▸ Data supplied:
>>>

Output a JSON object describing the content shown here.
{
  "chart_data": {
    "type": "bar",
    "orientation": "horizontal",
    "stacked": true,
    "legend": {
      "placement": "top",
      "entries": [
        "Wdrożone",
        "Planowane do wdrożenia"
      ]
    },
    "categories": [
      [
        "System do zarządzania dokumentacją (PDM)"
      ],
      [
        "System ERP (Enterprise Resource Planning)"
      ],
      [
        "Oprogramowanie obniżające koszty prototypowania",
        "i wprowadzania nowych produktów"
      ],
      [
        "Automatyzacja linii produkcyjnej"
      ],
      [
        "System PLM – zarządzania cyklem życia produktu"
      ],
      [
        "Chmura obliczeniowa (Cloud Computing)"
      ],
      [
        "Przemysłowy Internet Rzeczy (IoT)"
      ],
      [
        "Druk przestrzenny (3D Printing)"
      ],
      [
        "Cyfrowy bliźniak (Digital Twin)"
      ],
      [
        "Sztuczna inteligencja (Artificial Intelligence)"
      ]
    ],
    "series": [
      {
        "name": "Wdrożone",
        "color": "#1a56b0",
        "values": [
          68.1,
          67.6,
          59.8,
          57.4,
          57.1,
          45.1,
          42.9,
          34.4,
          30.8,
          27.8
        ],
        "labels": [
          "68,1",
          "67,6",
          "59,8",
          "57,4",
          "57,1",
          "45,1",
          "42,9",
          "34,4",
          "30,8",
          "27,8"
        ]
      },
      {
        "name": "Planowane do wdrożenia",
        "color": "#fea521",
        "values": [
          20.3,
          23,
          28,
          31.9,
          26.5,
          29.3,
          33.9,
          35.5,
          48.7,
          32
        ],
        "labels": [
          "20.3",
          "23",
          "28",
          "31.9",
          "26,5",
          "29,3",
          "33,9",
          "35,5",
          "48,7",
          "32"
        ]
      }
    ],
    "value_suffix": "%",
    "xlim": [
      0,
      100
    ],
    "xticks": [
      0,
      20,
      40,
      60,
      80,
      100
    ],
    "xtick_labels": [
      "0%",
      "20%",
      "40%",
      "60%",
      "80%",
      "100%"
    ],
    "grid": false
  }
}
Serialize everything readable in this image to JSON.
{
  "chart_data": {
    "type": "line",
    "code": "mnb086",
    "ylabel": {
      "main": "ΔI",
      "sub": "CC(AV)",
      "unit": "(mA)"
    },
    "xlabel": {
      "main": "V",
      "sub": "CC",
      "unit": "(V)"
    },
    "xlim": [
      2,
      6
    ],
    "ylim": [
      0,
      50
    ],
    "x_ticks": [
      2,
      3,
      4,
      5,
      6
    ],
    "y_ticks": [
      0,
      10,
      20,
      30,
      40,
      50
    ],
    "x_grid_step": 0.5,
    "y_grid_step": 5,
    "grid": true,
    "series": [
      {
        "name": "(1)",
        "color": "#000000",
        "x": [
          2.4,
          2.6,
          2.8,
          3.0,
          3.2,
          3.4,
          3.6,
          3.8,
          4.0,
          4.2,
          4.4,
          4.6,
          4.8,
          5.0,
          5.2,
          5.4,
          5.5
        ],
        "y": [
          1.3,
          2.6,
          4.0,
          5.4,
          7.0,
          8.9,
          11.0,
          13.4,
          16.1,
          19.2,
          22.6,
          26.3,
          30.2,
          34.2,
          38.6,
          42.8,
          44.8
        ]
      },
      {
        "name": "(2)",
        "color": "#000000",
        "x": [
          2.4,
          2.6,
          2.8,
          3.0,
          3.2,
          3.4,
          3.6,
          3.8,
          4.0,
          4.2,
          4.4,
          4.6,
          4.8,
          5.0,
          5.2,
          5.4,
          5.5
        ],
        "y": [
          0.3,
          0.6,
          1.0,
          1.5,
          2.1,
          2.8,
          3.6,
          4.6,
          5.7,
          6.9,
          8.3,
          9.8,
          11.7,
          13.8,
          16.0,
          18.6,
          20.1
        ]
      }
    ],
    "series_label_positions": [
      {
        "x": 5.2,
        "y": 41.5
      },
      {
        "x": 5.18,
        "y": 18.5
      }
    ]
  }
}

<<<

▸ What is required: Recite the full listing above exactly.

▸ Task solution:
Output a JSON object describing the content shown here.
{
  "chart_data": {
    "type": "bar",
    "orientation": "horizontal",
    "stacked": true,
    "legend": {
      "placement": "top",
      "entries": [
        "Wdrożone",
        "Planowane do wdrożenia"
      ]
    },
    "categories": [
      [
        "System do zarządzania dokumentacją (PDM)"
      ],
      [
        "System ERP (Enterprise Resource Planning)"
      ],
      [
        "Oprogramowanie obniżające koszty prototypowania",
        "i wprowadzania nowych produktów"
      ],
      [
        "Automatyzacja linii produkcyjnej"
      ],
      [
        "System PLM – zarządzania cyklem życia produktu"
      ],
      [
        "Chmura obliczeniowa (Cloud Computing)"
      ],
      [
        "Przemysłowy Internet Rzeczy (IoT)"
      ],
      [
        "Druk przestrzenny (3D Printing)"
      ],
      [
        "Cyfrowy bliźniak (Digital Twin)"
      ],
      [
        "Sztuczna inteligencja (Artificial Intelligence)"
      ]
    ],
    "series": [
      {
        "name": "Wdrożone",
        "color": "#1a56b0",
        "values": [
          68.1,
          67.6,
          59.8,
          57.4,
          57.1,
          45.1,
          42.9,
          34.4,
          30.8,
          27.8
        ],
        "labels": [
          "68,1",
          "67,6",
          "59,8",
          "57,4",
          "57,1",
          "45,1",
          "42,9",
          "34,4",
          "30,8",
          "27,8"
        ]
      },
      {
        "name": "Planowane do wdrożenia",
        "color": "#fea521",
        "values": [
          20.3,
          23,
          28,
          31.9,
          26.5,
          29.3,
          33.9,
          35.5,
          48.7,
          32
        ],
        "labels": [
          "20.3",
          "23",
          "28",
          "31.9",
          "26,5",
          "29,3",
          "33,9",
          "35,5",
          "48,7",
          "32"
        ]
      }
    ],
    "value_suffix": "%",
    "xlim": [
      0,
      100
    ],
    "xticks": [
      0,
      20,
      40,
      60,
      80,
      100
    ],
    "xtick_labels": [
      "0%",
      "20%",
      "40%",
      "60%",
      "80%",
      "100%"
    ],
    "grid": false
  }
}
Serialize everything readable in this image to JSON.
{
  "chart_data": {
    "type": "line",
    "code": "mnb086",
    "ylabel": {
      "main": "ΔI",
      "sub": "CC(AV)",
      "unit": "(mA)"
    },
    "xlabel": {
      "main": "V",
      "sub": "CC",
      "unit": "(V)"
    },
    "xlim": [
      2,
      6
    ],
    "ylim": [
      0,
      50
    ],
    "x_ticks": [
      2,
      3,
      4,
      5,
      6
    ],
    "y_ticks": [
      0,
      10,
      20,
      30,
      40,
      50
    ],
    "x_grid_step": 0.5,
    "y_grid_step": 5,
    "grid": true,
    "series": [
      {
        "name": "(1)",
        "color": "#000000",
        "x": [
          2.4,
          2.6,
          2.8,
          3.0,
          3.2,
          3.4,
          3.6,
          3.8,
          4.0,
          4.2,
          4.4,
          4.6,
          4.8,
          5.0,
          5.2,
          5.4,
          5.5
        ],
        "y": [
          1.3,
          2.6,
          4.0,
          5.4,
          7.0,
          8.9,
          11.0,
          13.4,
          16.1,
          19.2,
          22.6,
          26.3,
          30.2,
          34.2,
          38.6,
          42.8,
          44.8
        ]
      },
      {
        "name": "(2)",
        "color": "#000000",
        "x": [
          2.4,
          2.6,
          2.8,
          3.0,
          3.2,
          3.4,
          3.6,
          3.8,
          4.0,
          4.2,
          4.4,
          4.6,
          4.8,
          5.0,
          5.2,
          5.4,
          5.5
        ],
        "y": [
          0.3,
          0.6,
          1.0,
          1.5,
          2.1,
          2.8,
          3.6,
          4.6,
          5.7,
          6.9,
          8.3,
          9.8,
          11.7,
          13.8,
          16.0,
          18.6,
          20.1
        ]
      }
    ],
    "series_label_positions": [
      {
        "x": 5.2,
        "y": 41.5
      },
      {
        "x": 5.18,
        "y": 18.5
      }
    ]
  }
}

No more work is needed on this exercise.